[Exercise prompt] Type the records out again in full, exactly.

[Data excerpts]

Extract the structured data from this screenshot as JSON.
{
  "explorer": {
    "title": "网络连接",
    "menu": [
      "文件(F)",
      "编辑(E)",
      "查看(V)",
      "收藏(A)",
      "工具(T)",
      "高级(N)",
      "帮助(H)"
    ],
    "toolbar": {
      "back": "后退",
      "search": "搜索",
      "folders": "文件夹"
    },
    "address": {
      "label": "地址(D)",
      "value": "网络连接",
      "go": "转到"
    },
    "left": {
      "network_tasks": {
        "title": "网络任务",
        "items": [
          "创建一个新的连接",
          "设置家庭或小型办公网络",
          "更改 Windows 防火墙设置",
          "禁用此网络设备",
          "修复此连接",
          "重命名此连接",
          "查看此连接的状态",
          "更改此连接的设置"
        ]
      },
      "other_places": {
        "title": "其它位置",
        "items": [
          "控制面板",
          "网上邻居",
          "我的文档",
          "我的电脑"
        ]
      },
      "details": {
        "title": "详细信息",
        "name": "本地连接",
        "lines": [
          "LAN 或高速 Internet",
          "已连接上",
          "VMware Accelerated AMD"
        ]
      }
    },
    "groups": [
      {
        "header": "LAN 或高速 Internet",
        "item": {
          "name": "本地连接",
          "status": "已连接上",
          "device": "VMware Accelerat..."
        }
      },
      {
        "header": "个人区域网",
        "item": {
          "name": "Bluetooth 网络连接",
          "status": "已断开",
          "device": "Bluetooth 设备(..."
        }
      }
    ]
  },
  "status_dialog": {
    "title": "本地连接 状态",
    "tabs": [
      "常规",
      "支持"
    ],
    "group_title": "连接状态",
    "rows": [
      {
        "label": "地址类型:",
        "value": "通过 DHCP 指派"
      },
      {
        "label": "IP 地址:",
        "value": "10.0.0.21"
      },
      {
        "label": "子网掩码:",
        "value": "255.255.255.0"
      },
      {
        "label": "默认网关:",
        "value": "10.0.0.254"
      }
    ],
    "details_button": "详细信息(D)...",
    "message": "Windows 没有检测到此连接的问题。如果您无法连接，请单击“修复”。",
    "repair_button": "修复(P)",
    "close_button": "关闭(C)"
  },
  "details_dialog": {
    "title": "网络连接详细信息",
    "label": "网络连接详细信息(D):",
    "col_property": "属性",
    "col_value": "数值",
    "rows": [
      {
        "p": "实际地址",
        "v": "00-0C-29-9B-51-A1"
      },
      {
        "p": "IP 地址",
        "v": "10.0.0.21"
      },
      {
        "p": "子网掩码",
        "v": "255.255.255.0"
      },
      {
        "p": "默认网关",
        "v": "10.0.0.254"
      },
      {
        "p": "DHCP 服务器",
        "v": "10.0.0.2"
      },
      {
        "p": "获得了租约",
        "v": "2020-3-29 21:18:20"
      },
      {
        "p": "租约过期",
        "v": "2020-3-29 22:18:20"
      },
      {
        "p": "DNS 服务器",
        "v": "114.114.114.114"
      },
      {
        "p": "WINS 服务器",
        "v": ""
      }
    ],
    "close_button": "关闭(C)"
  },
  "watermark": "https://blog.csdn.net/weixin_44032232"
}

[Task result]
Extract the structured data from this screenshot as JSON.
{
  "explorer": {
    "title": "网络连接",
    "menu": [
      "文件(F)",
      "编辑(E)",
      "查看(V)",
      "收藏(A)",
      "工具(T)",
      "高级(N)",
      "帮助(H)"
    ],
    "toolbar": {
      "back": "后退",
      "search": "搜索",
      "folders": "文件夹"
    },
    "address": {
      "label": "地址(D)",
      "value": "网络连接",
      "go": "转到"
    },
    "left": {
      "network_tasks": {
        "title": "网络任务",
        "items": [
          "创建一个新的连接",
          "设置家庭或小型办公网络",
          "更改 Windows 防火墙设置",
          "禁用此网络设备",
          "修复此连接",
          "重命名此连接",
          "查看此连接的状态",
          "更改此连接的设置"
        ]
      },
      "other_places": {
        "title": "其它位置",
        "items": [
          "控制面板",
          "网上邻居",
          "我的文档",
          "我的电脑"
        ]
      },
      "details": {
        "title": "详细信息",
        "name": "本地连接",
        "lines": [
          "LAN 或高速 Internet",
          "已连接上",
          "VMware Accelerated AMD"
        ]
      }
    },
    "groups": [
      {
        "header": "LAN 或高速 Internet",
        "item": {
          "name": "本地连接",
          "status": "已连接上",
          "device": "VMware Accelerat..."
        }
      },
      {
        "header": "个人区域网",
        "item": {
          "name": "Bluetooth 网络连接",
          "status": "已断开",
          "device": "Bluetooth 设备(..."
        }
      }
    ]
  },
  "status_dialog": {
    "title": "本地连接 状态",
    "tabs": [
      "常规",
      "支持"
    ],
    "group_title": "连接状态",
    "rows": [
      {
        "label": "地址类型:",
        "value": "通过 DHCP 指派"
      },
      {
        "label": "IP 地址:",
        "value": "10.0.0.21"
      },
      {
        "label": "子网掩码:",
        "value": "255.255.255.0"
      },
      {
        "label": "默认网关:",
        "value": "10.0.0.254"
      }
    ],
    "details_button": "详细信息(D)...",
    "message": "Windows 没有检测到此连接的问题。如果您无法连接，请单击“修复”。",
    "repair_button": "修复(P)",
    "close_button": "关闭(C)"
  },
  "details_dialog": {
    "title": "网络连接详细信息",
    "label": "网络连接详细信息(D):",
    "col_property": "属性",
    "col_value": "数值",
    "rows": [
      {
        "p": "实际地址",
        "v": "00-0C-29-9B-51-A1"
      },
      {
        "p": "IP 地址",
        "v": "10.0.0.21"
      },
      {
        "p": "子网掩码",
        "v": "255.255.255.0"
      },
      {
        "p": "默认网关",
        "v": "10.0.0.254"
      },
      {
        "p": "DHCP 服务器",
        "v": "10.0.0.2"
      },
      {
        "p": "获得了租约",
        "v": "2020-3-29 21:18:20"
      },
      {
        "p": "租约过期",
        "v": "2020-3-29 22:18:20"
      },
      {
        "p": "DNS 服务器",
        "v": "114.114.114.114"
      },
      {
        "p": "WINS 服务器",
        "v": ""
      }
    ],
    "close_button": "关闭(C)"
  },
  "watermark": "https://blog.csdn.net/weixin_44032232"
}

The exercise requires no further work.